#### Problem details
Gather from the material every line that contains the string "detached".

[Dataset listings of figures]

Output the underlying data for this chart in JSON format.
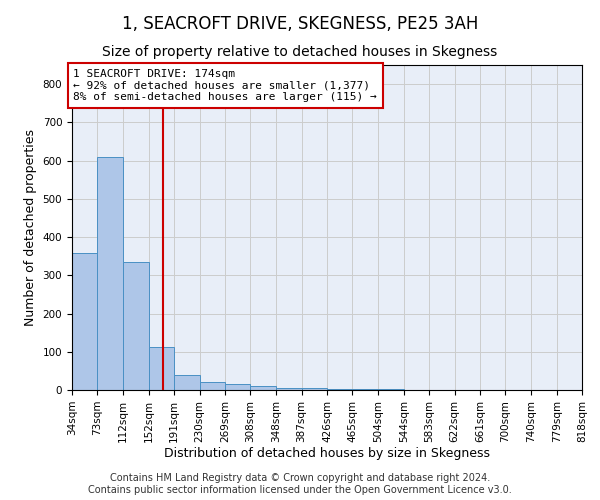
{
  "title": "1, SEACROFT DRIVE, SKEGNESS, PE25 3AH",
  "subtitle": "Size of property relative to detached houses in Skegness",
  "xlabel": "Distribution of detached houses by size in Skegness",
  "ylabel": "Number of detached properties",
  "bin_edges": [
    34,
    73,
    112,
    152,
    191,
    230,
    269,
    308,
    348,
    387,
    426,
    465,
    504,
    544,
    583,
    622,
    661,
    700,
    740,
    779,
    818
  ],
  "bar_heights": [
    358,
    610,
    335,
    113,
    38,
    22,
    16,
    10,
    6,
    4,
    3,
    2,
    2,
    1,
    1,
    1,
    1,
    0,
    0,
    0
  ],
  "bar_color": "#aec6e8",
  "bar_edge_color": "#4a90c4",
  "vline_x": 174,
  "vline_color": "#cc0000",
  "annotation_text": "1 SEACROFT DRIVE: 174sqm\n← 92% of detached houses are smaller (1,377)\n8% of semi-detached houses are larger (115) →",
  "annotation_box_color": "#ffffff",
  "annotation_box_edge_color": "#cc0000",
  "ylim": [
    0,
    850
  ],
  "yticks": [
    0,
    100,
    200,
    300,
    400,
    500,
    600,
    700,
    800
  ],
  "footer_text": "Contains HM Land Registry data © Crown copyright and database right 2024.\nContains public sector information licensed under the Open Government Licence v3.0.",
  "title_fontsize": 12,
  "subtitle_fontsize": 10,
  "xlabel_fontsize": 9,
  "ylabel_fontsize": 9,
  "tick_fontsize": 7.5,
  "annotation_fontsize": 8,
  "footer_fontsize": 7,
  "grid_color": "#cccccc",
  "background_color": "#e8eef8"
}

#### Task answer
  "subtitle": "Size of property relative to detached houses in Skegness",
  "xlabel": "Distribution of detached houses by size in Skegness",
  "ylabel": "Number of detached properties",
  "annotation_text": "1 SEACROFT DRIVE: 174sqm\n← 92% of detached houses are smaller (1,377)\n8% of semi-detached houses are larger (115) →",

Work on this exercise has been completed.